▸ **Given task**: Filter this data down to the lines that hold "שייך", and copy them.

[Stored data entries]
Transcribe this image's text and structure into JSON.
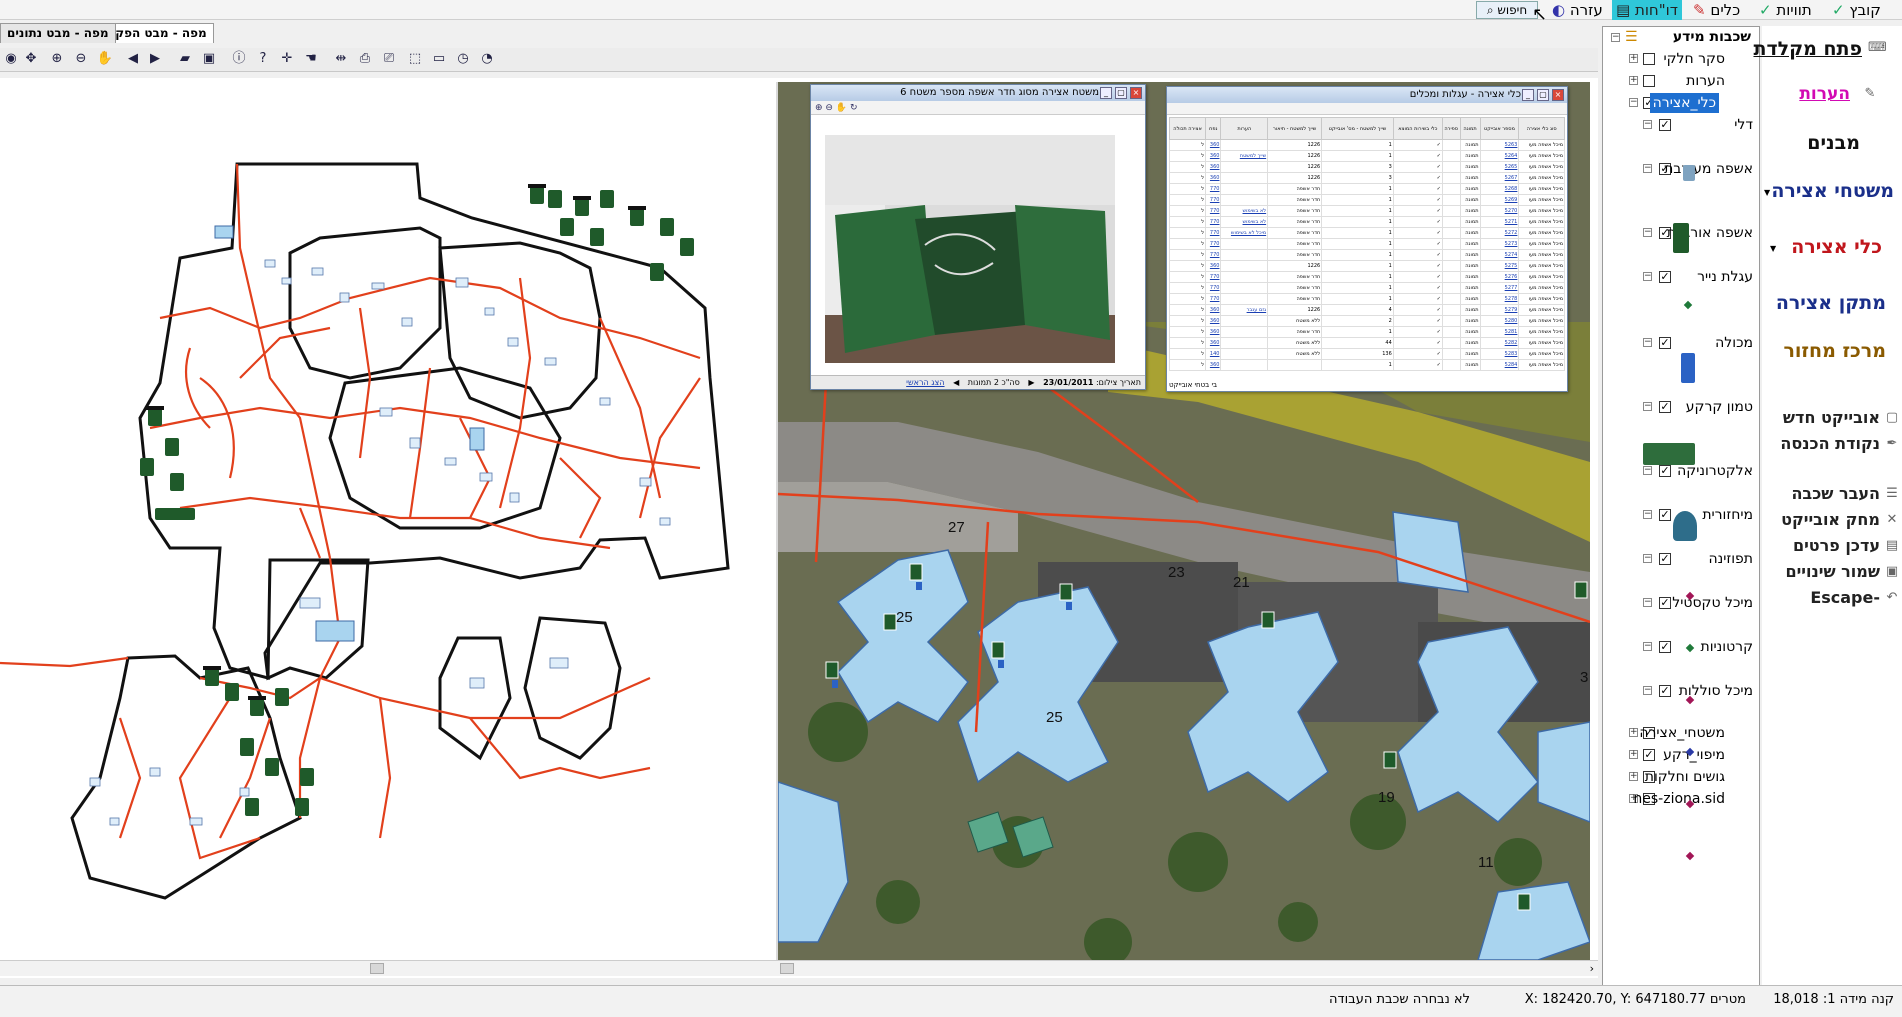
{
  "menubar": {
    "items": [
      "קובץ",
      "תוויות",
      "כלים",
      "דו\"חות",
      "עזרה"
    ],
    "search_label": "חיפוש"
  },
  "tabs": [
    "מפה - מבט הפקה",
    "מפה - מבט נתונים"
  ],
  "toolbar": {
    "icons": [
      "pan-icon",
      "zoom-all-icon",
      "zoom-in-icon",
      "zoom-out-icon",
      "hand-icon",
      "back-icon",
      "forward-icon",
      "open-folder-icon",
      "save-icon",
      "info-icon",
      "help-icon",
      "move-icon",
      "grab-icon",
      "measure-icon",
      "print-icon",
      "print-setup-icon",
      "select-icon",
      "select-area-icon",
      "clock-icon",
      "compass-icon"
    ]
  },
  "photo_window": {
    "title": "משטח אצירה מסוג חדר אשפה מספר משטח 6",
    "footer_date": "23/01/2011",
    "footer_date_label": "תאריך צילום:",
    "footer_count": "סה\"כ 2 תמונות",
    "footer_link": "הצג הראשי"
  },
  "table_window": {
    "title": "כלי אצירה - עגלות ומכלים",
    "headers": [
      "סוג כלי אצירה",
      "מספר אובייקט",
      "תמונה",
      "ספירה",
      "כלי בשירות המוצא",
      "שייך למשטח - מס' אובייקט",
      "שייך למשטח - תיאור",
      "הערות",
      "נפח",
      "אצירה תכולה"
    ],
    "footer": "בי בטחי אובייקט",
    "rows": [
      [
        "מיכל אשפה מעו",
        "5263",
        "תמונה",
        "",
        "✓",
        "1",
        "1226",
        "",
        "360",
        "ל"
      ],
      [
        "מיכל אשפה מעו",
        "5264",
        "תמונה",
        "",
        "✓",
        "1",
        "1226",
        "שייך למשטח",
        "360",
        "ל"
      ],
      [
        "מיכל אשפה מעו",
        "5265",
        "תמונה",
        "",
        "✓",
        "3",
        "1226",
        "",
        "360",
        "ל"
      ],
      [
        "מיכל אשפה מעו",
        "5267",
        "תמונה",
        "",
        "✓",
        "3",
        "1226",
        "",
        "360",
        "ל"
      ],
      [
        "מיכל אשפה מעו",
        "5268",
        "תמונה",
        "",
        "✓",
        "1",
        "חדר אשפה",
        "",
        "770",
        "ל"
      ],
      [
        "מיכל אשפה מעו",
        "5269",
        "תמונה",
        "",
        "✓",
        "1",
        "חדר אשפה",
        "",
        "770",
        "ל"
      ],
      [
        "מיכל אשפה מעו",
        "5270",
        "תמונה",
        "",
        "✓",
        "1",
        "חדר אשפה",
        "לא בשימוש",
        "770",
        "ל"
      ],
      [
        "מיכל אשפה מעו",
        "5271",
        "תמונה",
        "",
        "✓",
        "1",
        "חדר אשפה",
        "לא בשימוש",
        "770",
        "ל"
      ],
      [
        "מיכל אשפה מעו",
        "5272",
        "תמונה",
        "",
        "✓",
        "1",
        "חדר אשפה",
        "מיכל לא בשימוש",
        "770",
        "ל"
      ],
      [
        "מיכל אשפה מעו",
        "5273",
        "תמונה",
        "",
        "✓",
        "1",
        "חדר אשפה",
        "",
        "770",
        "ל"
      ],
      [
        "מיכל אשפה מעו",
        "5274",
        "תמונה",
        "",
        "✓",
        "1",
        "חדר אשפה",
        "",
        "770",
        "ל"
      ],
      [
        "מיכל אשפה מעו",
        "5275",
        "תמונה",
        "",
        "✓",
        "1",
        "1226",
        "",
        "360",
        "ל"
      ],
      [
        "מיכל אשפה מעו",
        "5276",
        "תמונה",
        "",
        "✓",
        "1",
        "חדר אשפה",
        "",
        "770",
        "ל"
      ],
      [
        "מיכל אשפה מעו",
        "5277",
        "תמונה",
        "",
        "✓",
        "1",
        "חדר אשפה",
        "",
        "770",
        "ל"
      ],
      [
        "מיכל אשפה מעו",
        "5278",
        "תמונה",
        "",
        "✓",
        "1",
        "חדר אשפה",
        "",
        "770",
        "ל"
      ],
      [
        "מיכל אשפה מעו",
        "5279",
        "תמונה",
        "",
        "✓",
        "4",
        "1226",
        "גזם ענבר",
        "360",
        "ל"
      ],
      [
        "מיכל אשפה מעו",
        "5280",
        "תמונה",
        "",
        "✓",
        "2",
        "ללא משטח",
        "",
        "360",
        "ל"
      ],
      [
        "מיכל אשפה מעו",
        "5281",
        "תמונה",
        "",
        "✓",
        "1",
        "חדר אשפה",
        "",
        "360",
        "ל"
      ],
      [
        "מיכל אשפה מעו",
        "5282",
        "תמונה",
        "",
        "✓",
        "44",
        "ללא משטח",
        "",
        "360",
        "ל"
      ],
      [
        "מיכל אשפה מעו",
        "5283",
        "תמונה",
        "",
        "✓",
        "136",
        "ללא משטח",
        "",
        "140",
        "ל"
      ],
      [
        "מיכל אשפה מעו",
        "5284",
        "תמונה",
        "",
        "✓",
        "1",
        "",
        "",
        "360",
        "ל"
      ]
    ]
  },
  "map_labels": [
    "27",
    "23",
    "21",
    "25",
    "25",
    "19",
    "11",
    "3"
  ],
  "layer_tree": {
    "root": "שכבות מידע",
    "items": [
      {
        "label": "סקר חלקי",
        "checked": false,
        "expander": "+",
        "level": 0
      },
      {
        "label": "הערות",
        "checked": false,
        "expander": "+",
        "level": 0
      },
      {
        "label": "כלי_אצירה",
        "checked": true,
        "expander": "−",
        "level": 0,
        "selected": true
      },
      {
        "label": "דלי",
        "checked": true,
        "expander": "−",
        "level": 1
      },
      {
        "label": "אשפה מעורבת",
        "checked": true,
        "expander": "−",
        "level": 1
      },
      {
        "label": "אשפה אורגנית",
        "checked": true,
        "expander": "−",
        "level": 1
      },
      {
        "label": "עגלת נייר",
        "checked": true,
        "expander": "−",
        "level": 1
      },
      {
        "label": "מכולה",
        "checked": true,
        "expander": "−",
        "level": 1
      },
      {
        "label": "טמון קרקע",
        "checked": true,
        "expander": "−",
        "level": 1
      },
      {
        "label": "אלקטרוניקה",
        "checked": true,
        "expander": "−",
        "level": 1
      },
      {
        "label": "מיחזורית",
        "checked": true,
        "expander": "−",
        "level": 1
      },
      {
        "label": "תפוזינה",
        "checked": true,
        "expander": "−",
        "level": 1
      },
      {
        "label": "מיכל טקסטיל",
        "checked": true,
        "expander": "−",
        "level": 1
      },
      {
        "label": "קרטוניות",
        "checked": true,
        "expander": "−",
        "level": 1
      },
      {
        "label": "מיכל סוללות",
        "checked": true,
        "expander": "−",
        "level": 1
      },
      {
        "label": "משטחי_אצירה",
        "checked": true,
        "expander": "+",
        "level": 0
      },
      {
        "label": "מיפוי_רקע",
        "checked": true,
        "expander": "+",
        "level": 0
      },
      {
        "label": "גושים וחלקות",
        "checked": false,
        "expander": "+",
        "level": 0
      },
      {
        "label": "nes-ziona.sid",
        "checked": false,
        "expander": "+",
        "level": 0
      }
    ]
  },
  "commands": {
    "keyboard": "פתח מקלדת",
    "notes": "הערות",
    "buildings": "מבנים",
    "surfaces": "משטחי אצירה",
    "containers": "כלי אצירה",
    "facility": "מתקן אצירה",
    "recycle": "מרכז מחזור",
    "new_object": "אובייקט חדש",
    "entry_point": "נקודת הכנסה",
    "move_layer": "העבר שכבה",
    "delete_object": "מחק אובייקט",
    "update_details": "עדכן פרטים",
    "save_changes": "שמור שינויים",
    "escape": "Escape-"
  },
  "colors": {
    "accent": "#2fc7d9",
    "road": "#e2401c",
    "selection": "#1e6fd0",
    "command_blue": "#1a2f8a",
    "command_red": "#c0161c",
    "command_pink": "#d20ab3",
    "command_brown": "#8a5a00",
    "bin_green": "#1f5a2a",
    "roof_blue": "#a9d4ef"
  },
  "status": {
    "scale": "קנה מידה 1: 18,018",
    "coords": "X: 182420.70, Y: 647180.77 מטרים",
    "work_layer": "לא נבחרה שכבת העבודה"
  }
}
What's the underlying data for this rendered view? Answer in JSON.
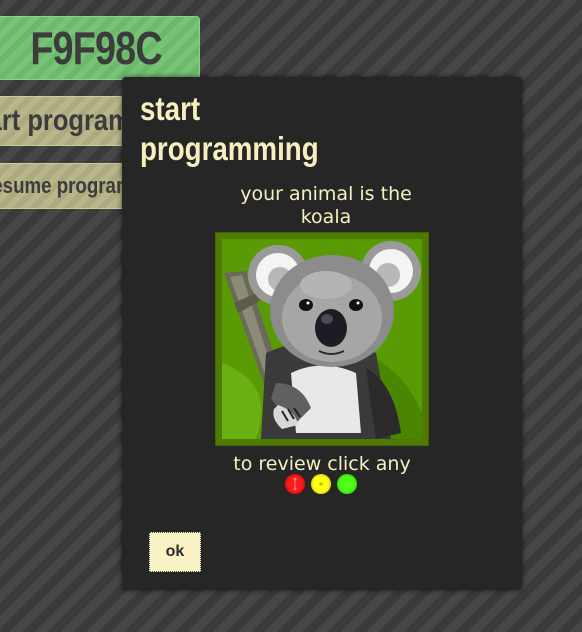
{
  "background": {
    "code_tile": {
      "text": "F9F98C",
      "color": "#6fbf6f"
    },
    "start_button": {
      "label": "start programming"
    },
    "resume_button": {
      "label": "resume programming"
    }
  },
  "dialog": {
    "title": "start programming",
    "message": "your animal is the koala",
    "animal": "koala",
    "review_text": "to review click any",
    "review_dots": [
      {
        "color": "#ff1a1a",
        "name": "red"
      },
      {
        "color": "#ffff1a",
        "name": "yellow"
      },
      {
        "color": "#4dff1a",
        "name": "green"
      }
    ],
    "ok_label": "ok"
  },
  "colors": {
    "modal_bg": "#262626",
    "text_cream": "#f6f0c0",
    "button_khaki": "#b5b184"
  }
}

▸ **Response to this task**:
      "שייך למשטח - מס' אובייקט",
      "שייך למשטח - תיאור",
        "שייך למשטח",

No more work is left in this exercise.